* [EXERCISE OBJECTIVE]
Find and copy each line of the records where the string "Wang" shows up.

* [GIVEN ENTRIES]
━━━━━━━━━━

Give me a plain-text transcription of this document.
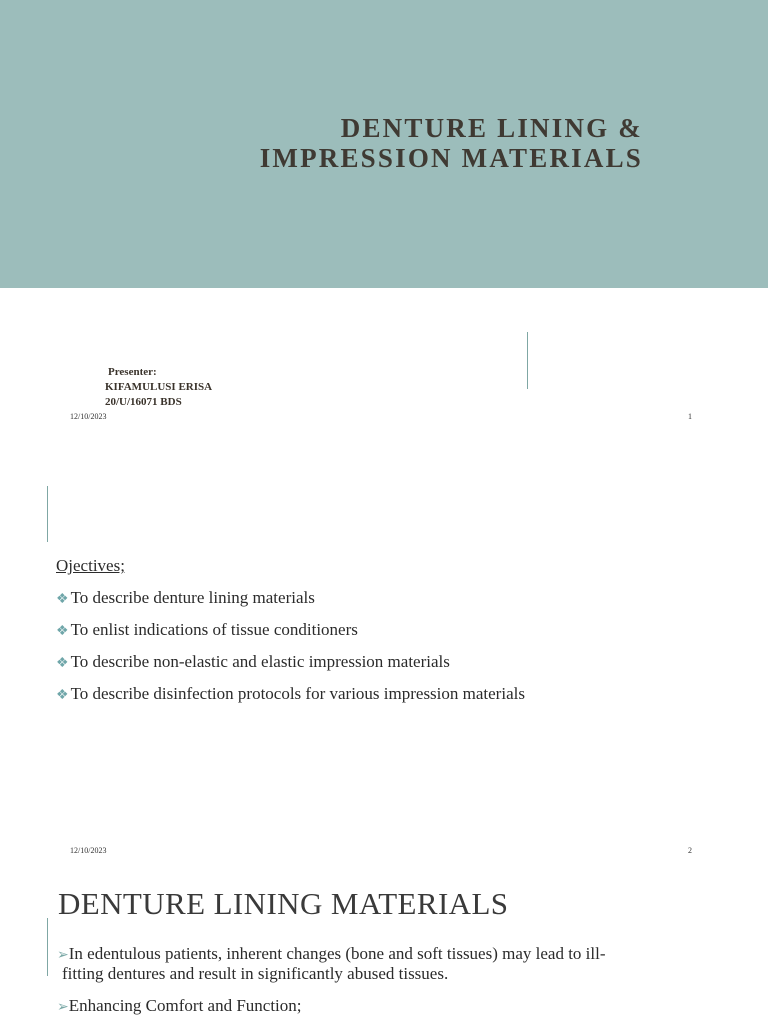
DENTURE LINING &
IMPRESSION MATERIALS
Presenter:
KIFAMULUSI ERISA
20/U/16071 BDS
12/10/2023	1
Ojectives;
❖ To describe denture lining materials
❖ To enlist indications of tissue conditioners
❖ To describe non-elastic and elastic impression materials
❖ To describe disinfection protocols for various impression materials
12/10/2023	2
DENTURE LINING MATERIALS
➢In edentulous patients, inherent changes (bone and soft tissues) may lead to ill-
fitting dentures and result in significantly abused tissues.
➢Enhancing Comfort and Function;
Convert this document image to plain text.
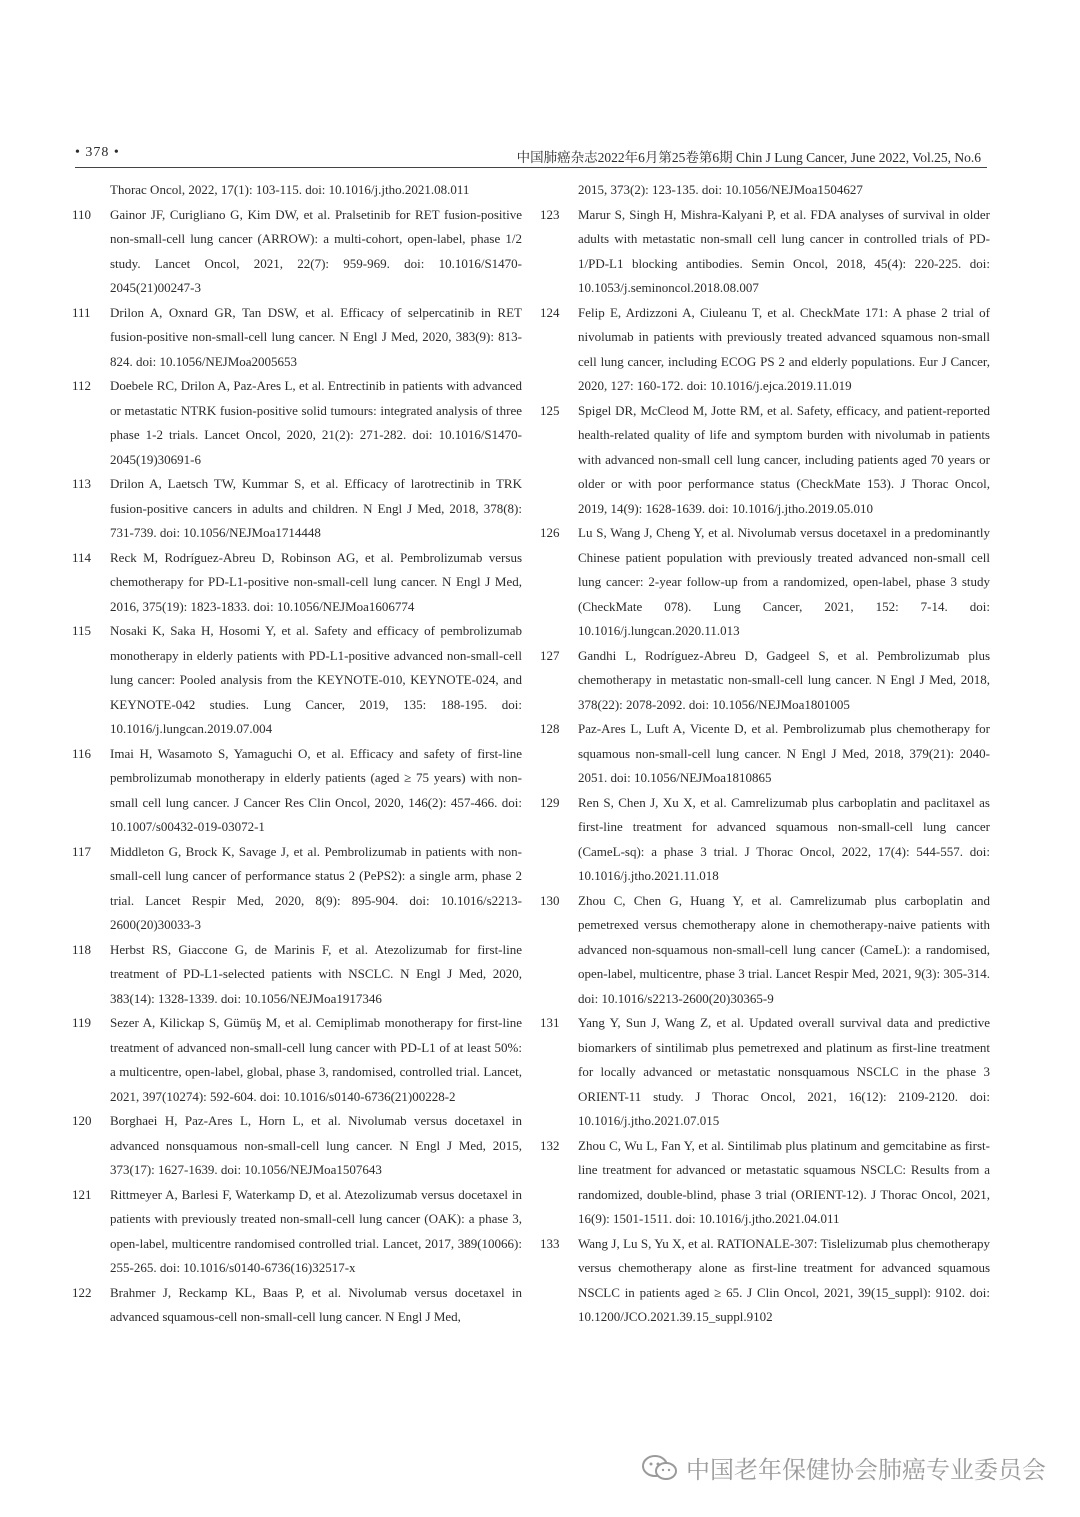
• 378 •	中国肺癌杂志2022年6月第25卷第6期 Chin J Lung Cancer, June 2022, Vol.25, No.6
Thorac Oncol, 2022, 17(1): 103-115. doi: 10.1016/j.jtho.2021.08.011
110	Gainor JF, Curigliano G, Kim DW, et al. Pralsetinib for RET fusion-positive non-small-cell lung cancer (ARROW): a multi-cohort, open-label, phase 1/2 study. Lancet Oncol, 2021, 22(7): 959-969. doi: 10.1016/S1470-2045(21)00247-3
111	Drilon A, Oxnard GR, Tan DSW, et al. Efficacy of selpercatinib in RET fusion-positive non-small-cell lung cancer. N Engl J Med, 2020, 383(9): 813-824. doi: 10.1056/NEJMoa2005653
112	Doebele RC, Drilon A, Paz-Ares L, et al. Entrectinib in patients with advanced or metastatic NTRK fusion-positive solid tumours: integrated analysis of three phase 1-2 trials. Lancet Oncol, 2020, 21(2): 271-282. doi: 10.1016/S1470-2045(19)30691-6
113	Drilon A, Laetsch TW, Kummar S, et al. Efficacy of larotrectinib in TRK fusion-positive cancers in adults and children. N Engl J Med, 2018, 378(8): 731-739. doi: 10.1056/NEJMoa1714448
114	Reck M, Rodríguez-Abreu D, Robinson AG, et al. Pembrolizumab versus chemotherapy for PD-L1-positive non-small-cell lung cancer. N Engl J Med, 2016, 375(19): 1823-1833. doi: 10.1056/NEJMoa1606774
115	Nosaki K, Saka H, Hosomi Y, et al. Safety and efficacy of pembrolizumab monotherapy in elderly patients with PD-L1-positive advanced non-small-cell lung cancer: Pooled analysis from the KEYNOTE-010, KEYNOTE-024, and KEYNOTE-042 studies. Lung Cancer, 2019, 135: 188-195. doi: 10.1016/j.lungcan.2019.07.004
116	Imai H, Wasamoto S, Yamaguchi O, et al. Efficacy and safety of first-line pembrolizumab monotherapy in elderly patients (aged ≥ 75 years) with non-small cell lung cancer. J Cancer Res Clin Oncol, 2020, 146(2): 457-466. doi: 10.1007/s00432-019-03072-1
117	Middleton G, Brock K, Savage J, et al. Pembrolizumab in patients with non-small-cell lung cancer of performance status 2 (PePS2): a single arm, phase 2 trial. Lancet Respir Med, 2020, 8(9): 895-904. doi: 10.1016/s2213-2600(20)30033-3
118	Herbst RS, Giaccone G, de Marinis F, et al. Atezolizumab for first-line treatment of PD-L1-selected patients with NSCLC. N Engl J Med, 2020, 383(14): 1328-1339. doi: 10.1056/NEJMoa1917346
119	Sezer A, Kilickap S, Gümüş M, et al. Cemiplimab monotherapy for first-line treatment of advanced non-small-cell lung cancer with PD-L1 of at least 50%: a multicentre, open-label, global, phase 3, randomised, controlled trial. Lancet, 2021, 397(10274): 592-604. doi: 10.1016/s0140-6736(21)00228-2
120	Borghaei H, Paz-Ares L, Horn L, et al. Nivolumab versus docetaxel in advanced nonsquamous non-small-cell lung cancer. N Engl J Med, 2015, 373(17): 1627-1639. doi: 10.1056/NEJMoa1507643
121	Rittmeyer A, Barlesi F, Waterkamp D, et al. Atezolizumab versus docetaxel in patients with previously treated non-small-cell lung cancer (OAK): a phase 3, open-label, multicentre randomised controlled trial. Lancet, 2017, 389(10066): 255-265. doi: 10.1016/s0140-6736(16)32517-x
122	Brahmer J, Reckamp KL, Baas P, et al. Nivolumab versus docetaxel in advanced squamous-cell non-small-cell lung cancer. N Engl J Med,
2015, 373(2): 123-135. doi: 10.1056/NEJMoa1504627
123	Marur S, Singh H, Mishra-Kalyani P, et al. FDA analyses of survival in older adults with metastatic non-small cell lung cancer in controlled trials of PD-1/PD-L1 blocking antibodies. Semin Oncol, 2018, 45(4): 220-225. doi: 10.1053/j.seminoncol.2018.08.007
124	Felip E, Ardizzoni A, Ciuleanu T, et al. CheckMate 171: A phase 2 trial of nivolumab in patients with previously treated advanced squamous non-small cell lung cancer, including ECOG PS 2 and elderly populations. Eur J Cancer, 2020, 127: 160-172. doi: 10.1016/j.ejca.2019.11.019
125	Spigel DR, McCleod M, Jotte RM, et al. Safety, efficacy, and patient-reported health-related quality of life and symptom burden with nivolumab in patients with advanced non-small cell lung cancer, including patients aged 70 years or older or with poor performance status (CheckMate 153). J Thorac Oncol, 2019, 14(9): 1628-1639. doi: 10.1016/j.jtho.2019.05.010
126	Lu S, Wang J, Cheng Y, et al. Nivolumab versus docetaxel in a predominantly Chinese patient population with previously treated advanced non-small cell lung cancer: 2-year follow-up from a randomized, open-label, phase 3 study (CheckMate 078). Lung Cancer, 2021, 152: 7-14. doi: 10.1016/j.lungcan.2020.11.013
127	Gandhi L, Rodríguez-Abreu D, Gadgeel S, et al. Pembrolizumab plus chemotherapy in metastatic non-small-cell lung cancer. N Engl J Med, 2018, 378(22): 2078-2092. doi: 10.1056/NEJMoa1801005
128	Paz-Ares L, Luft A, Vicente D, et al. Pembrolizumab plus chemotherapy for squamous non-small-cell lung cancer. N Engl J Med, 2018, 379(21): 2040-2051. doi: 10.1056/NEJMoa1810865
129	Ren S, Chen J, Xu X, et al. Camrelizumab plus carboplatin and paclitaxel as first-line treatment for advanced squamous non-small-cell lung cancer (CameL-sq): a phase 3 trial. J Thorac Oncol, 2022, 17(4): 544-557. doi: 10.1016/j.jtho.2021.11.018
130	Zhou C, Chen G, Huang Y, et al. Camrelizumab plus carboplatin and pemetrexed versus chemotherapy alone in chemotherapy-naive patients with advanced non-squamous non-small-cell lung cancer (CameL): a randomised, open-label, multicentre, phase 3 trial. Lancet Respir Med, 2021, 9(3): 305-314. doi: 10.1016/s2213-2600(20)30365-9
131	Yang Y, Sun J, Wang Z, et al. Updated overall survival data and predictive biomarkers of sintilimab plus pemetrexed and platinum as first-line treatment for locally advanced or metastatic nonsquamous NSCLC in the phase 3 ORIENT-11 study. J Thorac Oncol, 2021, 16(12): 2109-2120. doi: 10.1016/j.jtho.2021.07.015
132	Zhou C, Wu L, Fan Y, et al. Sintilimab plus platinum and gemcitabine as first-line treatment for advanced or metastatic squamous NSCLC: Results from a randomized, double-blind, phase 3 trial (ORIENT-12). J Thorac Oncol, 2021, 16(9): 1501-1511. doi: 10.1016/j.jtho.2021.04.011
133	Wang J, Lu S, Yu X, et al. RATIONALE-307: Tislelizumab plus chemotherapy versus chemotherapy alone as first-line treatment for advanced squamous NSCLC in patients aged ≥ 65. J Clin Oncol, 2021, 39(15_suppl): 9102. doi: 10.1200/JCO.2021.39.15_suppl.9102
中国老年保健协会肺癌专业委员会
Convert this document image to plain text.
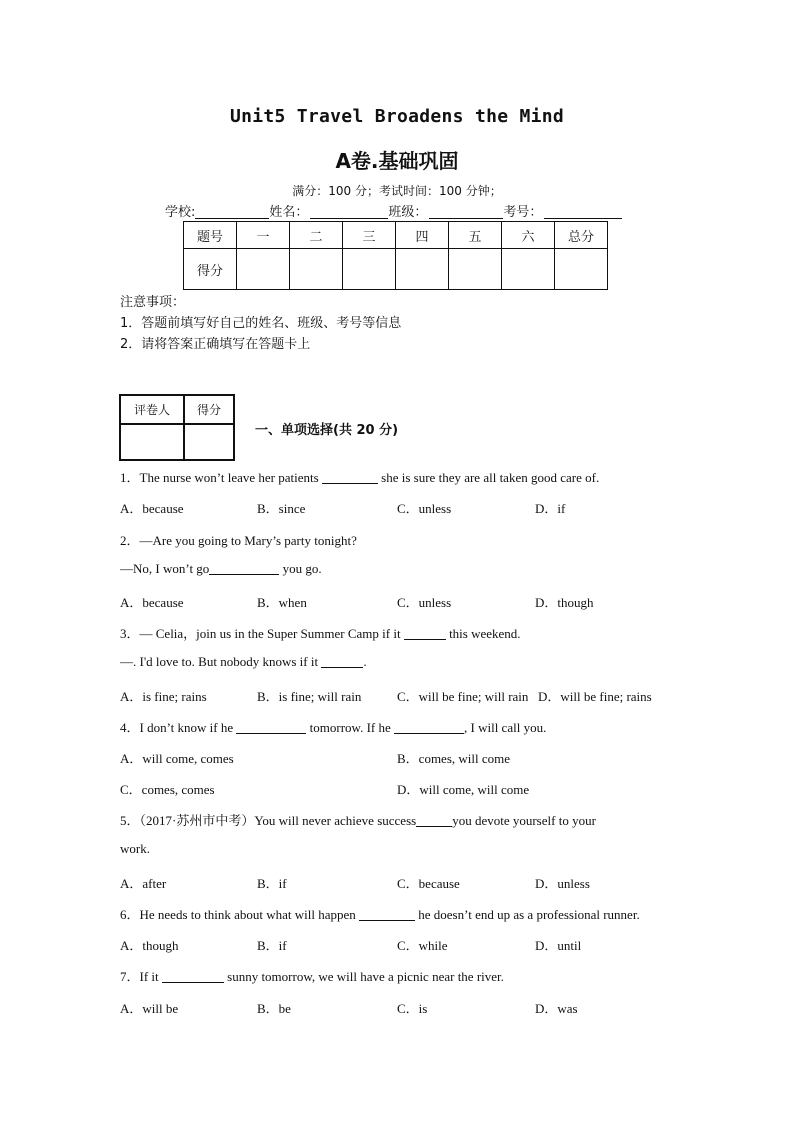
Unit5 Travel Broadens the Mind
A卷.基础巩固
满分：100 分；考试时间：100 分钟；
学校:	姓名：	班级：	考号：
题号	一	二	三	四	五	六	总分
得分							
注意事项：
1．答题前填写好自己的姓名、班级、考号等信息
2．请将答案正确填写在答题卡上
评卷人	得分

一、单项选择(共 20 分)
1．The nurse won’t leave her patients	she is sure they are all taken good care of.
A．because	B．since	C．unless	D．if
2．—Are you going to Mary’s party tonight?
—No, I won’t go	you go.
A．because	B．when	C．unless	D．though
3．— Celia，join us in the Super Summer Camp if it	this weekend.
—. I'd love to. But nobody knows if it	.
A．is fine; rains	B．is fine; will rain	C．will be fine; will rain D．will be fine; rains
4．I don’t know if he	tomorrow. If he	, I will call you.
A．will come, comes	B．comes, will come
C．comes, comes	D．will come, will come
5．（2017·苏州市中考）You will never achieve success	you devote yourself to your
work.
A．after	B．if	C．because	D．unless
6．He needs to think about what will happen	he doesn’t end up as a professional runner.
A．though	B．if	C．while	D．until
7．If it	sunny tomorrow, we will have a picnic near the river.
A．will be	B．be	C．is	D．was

━━━━━━━━━━

* [ANSWER SECTION]
126	Lu S, Wang J, Cheng Y, et al. Nivolumab versus docetaxel in a predominantly Chinese patient population with previously treated advanced non-small cell lung cancer: 2-year follow-up from a randomized, open-label, phase 3 study (CheckMate 078). Lung Cancer, 2021, 152: 7-14. doi: 10.1016/j.lungcan.2020.11.013
131	Yang Y, Sun J, Wang Z, et al. Updated overall survival data and predictive biomarkers of sintilimab plus pemetrexed and platinum as first-line treatment for locally advanced or metastatic nonsquamous NSCLC in the phase 3 ORIENT-11 study. J Thorac Oncol, 2021, 16(12): 2109-2120. doi: 10.1016/j.jtho.2021.07.015
133	Wang J, Lu S, Yu X, et al. RATIONALE-307: Tislelizumab plus chemotherapy versus chemotherapy alone as first-line treatment for advanced squamous NSCLC in patients aged ≥ 65. J Clin Oncol, 2021, 39(15_suppl): 9102. doi: 10.1200/JCO.2021.39.15_suppl.9102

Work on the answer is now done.